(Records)
---
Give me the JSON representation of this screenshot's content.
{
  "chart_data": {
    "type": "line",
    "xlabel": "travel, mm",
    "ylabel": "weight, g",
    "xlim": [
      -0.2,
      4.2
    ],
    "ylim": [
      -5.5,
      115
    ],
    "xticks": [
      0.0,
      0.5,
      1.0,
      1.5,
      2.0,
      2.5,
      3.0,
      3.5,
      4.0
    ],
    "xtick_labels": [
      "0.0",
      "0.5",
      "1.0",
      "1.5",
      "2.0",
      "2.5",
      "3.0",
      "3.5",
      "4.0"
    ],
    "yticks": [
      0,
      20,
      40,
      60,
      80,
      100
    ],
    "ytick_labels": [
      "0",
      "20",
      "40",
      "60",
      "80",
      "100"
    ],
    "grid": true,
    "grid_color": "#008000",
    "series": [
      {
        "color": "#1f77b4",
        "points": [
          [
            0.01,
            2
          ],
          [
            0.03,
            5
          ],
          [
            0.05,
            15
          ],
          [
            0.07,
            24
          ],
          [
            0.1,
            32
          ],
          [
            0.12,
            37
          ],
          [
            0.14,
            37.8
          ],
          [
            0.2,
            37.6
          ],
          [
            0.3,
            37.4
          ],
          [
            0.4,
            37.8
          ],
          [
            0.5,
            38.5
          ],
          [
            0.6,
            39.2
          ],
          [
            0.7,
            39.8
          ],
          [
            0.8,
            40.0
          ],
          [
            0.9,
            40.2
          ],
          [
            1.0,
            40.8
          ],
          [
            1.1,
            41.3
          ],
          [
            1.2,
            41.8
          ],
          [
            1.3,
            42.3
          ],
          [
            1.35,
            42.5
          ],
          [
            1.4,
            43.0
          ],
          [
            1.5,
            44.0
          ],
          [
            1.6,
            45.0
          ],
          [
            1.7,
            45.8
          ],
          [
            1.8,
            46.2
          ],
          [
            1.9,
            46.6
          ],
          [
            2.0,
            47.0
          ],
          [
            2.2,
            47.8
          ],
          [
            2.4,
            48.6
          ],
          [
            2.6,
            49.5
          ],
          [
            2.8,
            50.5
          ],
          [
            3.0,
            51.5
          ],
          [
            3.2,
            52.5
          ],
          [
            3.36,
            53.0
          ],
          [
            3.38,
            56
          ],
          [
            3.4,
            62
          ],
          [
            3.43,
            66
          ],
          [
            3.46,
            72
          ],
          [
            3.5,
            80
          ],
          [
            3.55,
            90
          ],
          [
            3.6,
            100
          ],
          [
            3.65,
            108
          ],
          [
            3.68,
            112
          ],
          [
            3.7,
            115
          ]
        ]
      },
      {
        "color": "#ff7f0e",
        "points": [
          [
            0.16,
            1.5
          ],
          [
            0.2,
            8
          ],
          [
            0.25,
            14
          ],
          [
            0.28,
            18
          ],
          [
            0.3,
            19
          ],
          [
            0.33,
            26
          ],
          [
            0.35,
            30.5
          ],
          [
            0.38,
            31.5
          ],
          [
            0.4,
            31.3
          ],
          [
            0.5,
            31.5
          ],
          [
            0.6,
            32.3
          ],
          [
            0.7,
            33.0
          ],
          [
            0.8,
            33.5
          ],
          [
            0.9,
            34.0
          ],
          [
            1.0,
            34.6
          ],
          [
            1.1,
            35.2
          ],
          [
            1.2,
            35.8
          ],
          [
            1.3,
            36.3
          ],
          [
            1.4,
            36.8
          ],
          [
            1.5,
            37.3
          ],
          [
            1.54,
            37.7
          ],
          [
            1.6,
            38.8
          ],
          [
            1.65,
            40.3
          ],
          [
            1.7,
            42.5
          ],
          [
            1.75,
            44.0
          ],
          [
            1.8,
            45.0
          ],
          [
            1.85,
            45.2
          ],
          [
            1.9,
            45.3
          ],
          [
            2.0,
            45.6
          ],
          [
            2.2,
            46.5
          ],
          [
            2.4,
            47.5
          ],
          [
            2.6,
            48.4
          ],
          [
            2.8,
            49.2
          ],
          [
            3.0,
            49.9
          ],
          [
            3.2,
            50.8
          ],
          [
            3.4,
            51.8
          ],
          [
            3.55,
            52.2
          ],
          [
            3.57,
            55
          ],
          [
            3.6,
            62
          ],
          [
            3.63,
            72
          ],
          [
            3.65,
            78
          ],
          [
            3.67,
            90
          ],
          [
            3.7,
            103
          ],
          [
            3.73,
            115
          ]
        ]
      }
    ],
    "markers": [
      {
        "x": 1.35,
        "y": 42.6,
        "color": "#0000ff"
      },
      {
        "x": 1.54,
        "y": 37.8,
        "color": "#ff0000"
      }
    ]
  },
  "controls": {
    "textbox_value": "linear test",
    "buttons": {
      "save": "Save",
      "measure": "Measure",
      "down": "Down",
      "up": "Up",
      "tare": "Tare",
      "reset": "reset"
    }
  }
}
---
TASK REQUIREMENTS:
Reproduce the whole listing word for word.

FINAL RESULT:
Give me the JSON representation of this screenshot's content.
{
  "chart_data": {
    "type": "line",
    "xlabel": "travel, mm",
    "ylabel": "weight, g",
    "xlim": [
      -0.2,
      4.2
    ],
    "ylim": [
      -5.5,
      115
    ],
    "xticks": [
      0.0,
      0.5,
      1.0,
      1.5,
      2.0,
      2.5,
      3.0,
      3.5,
      4.0
    ],
    "xtick_labels": [
      "0.0",
      "0.5",
      "1.0",
      "1.5",
      "2.0",
      "2.5",
      "3.0",
      "3.5",
      "4.0"
    ],
    "yticks": [
      0,
      20,
      40,
      60,
      80,
      100
    ],
    "ytick_labels": [
      "0",
      "20",
      "40",
      "60",
      "80",
      "100"
    ],
    "grid": true,
    "grid_color": "#008000",
    "series": [
      {
        "color": "#1f77b4",
        "points": [
          [
            0.01,
            2
          ],
          [
            0.03,
            5
          ],
          [
            0.05,
            15
          ],
          [
            0.07,
            24
          ],
          [
            0.1,
            32
          ],
          [
            0.12,
            37
          ],
          [
            0.14,
            37.8
          ],
          [
            0.2,
            37.6
          ],
          [
            0.3,
            37.4
          ],
          [
            0.4,
            37.8
          ],
          [
            0.5,
            38.5
          ],
          [
            0.6,
            39.2
          ],
          [
            0.7,
            39.8
          ],
          [
            0.8,
            40.0
          ],
          [
            0.9,
            40.2
          ],
          [
            1.0,
            40.8
          ],
          [
            1.1,
            41.3
          ],
          [
            1.2,
            41.8
          ],
          [
            1.3,
            42.3
          ],
          [
            1.35,
            42.5
          ],
          [
            1.4,
            43.0
          ],
          [
            1.5,
            44.0
          ],
          [
            1.6,
            45.0
          ],
          [
            1.7,
            45.8
          ],
          [
            1.8,
            46.2
          ],
          [
            1.9,
            46.6
          ],
          [
            2.0,
            47.0
          ],
          [
            2.2,
            47.8
          ],
          [
            2.4,
            48.6
          ],
          [
            2.6,
            49.5
          ],
          [
            2.8,
            50.5
          ],
          [
            3.0,
            51.5
          ],
          [
            3.2,
            52.5
          ],
          [
            3.36,
            53.0
          ],
          [
            3.38,
            56
          ],
          [
            3.4,
            62
          ],
          [
            3.43,
            66
          ],
          [
            3.46,
            72
          ],
          [
            3.5,
            80
          ],
          [
            3.55,
            90
          ],
          [
            3.6,
            100
          ],
          [
            3.65,
            108
          ],
          [
            3.68,
            112
          ],
          [
            3.7,
            115
          ]
        ]
      },
      {
        "color": "#ff7f0e",
        "points": [
          [
            0.16,
            1.5
          ],
          [
            0.2,
            8
          ],
          [
            0.25,
            14
          ],
          [
            0.28,
            18
          ],
          [
            0.3,
            19
          ],
          [
            0.33,
            26
          ],
          [
            0.35,
            30.5
          ],
          [
            0.38,
            31.5
          ],
          [
            0.4,
            31.3
          ],
          [
            0.5,
            31.5
          ],
          [
            0.6,
            32.3
          ],
          [
            0.7,
            33.0
          ],
          [
            0.8,
            33.5
          ],
          [
            0.9,
            34.0
          ],
          [
            1.0,
            34.6
          ],
          [
            1.1,
            35.2
          ],
          [
            1.2,
            35.8
          ],
          [
            1.3,
            36.3
          ],
          [
            1.4,
            36.8
          ],
          [
            1.5,
            37.3
          ],
          [
            1.54,
            37.7
          ],
          [
            1.6,
            38.8
          ],
          [
            1.65,
            40.3
          ],
          [
            1.7,
            42.5
          ],
          [
            1.75,
            44.0
          ],
          [
            1.8,
            45.0
          ],
          [
            1.85,
            45.2
          ],
          [
            1.9,
            45.3
          ],
          [
            2.0,
            45.6
          ],
          [
            2.2,
            46.5
          ],
          [
            2.4,
            47.5
          ],
          [
            2.6,
            48.4
          ],
          [
            2.8,
            49.2
          ],
          [
            3.0,
            49.9
          ],
          [
            3.2,
            50.8
          ],
          [
            3.4,
            51.8
          ],
          [
            3.55,
            52.2
          ],
          [
            3.57,
            55
          ],
          [
            3.6,
            62
          ],
          [
            3.63,
            72
          ],
          [
            3.65,
            78
          ],
          [
            3.67,
            90
          ],
          [
            3.7,
            103
          ],
          [
            3.73,
            115
          ]
        ]
      }
    ],
    "markers": [
      {
        "x": 1.35,
        "y": 42.6,
        "color": "#0000ff"
      },
      {
        "x": 1.54,
        "y": 37.8,
        "color": "#ff0000"
      }
    ]
  },
  "controls": {
    "textbox_value": "linear test",
    "buttons": {
      "save": "Save",
      "measure": "Measure",
      "down": "Down",
      "up": "Up",
      "tare": "Tare",
      "reset": "reset"
    }
  }
}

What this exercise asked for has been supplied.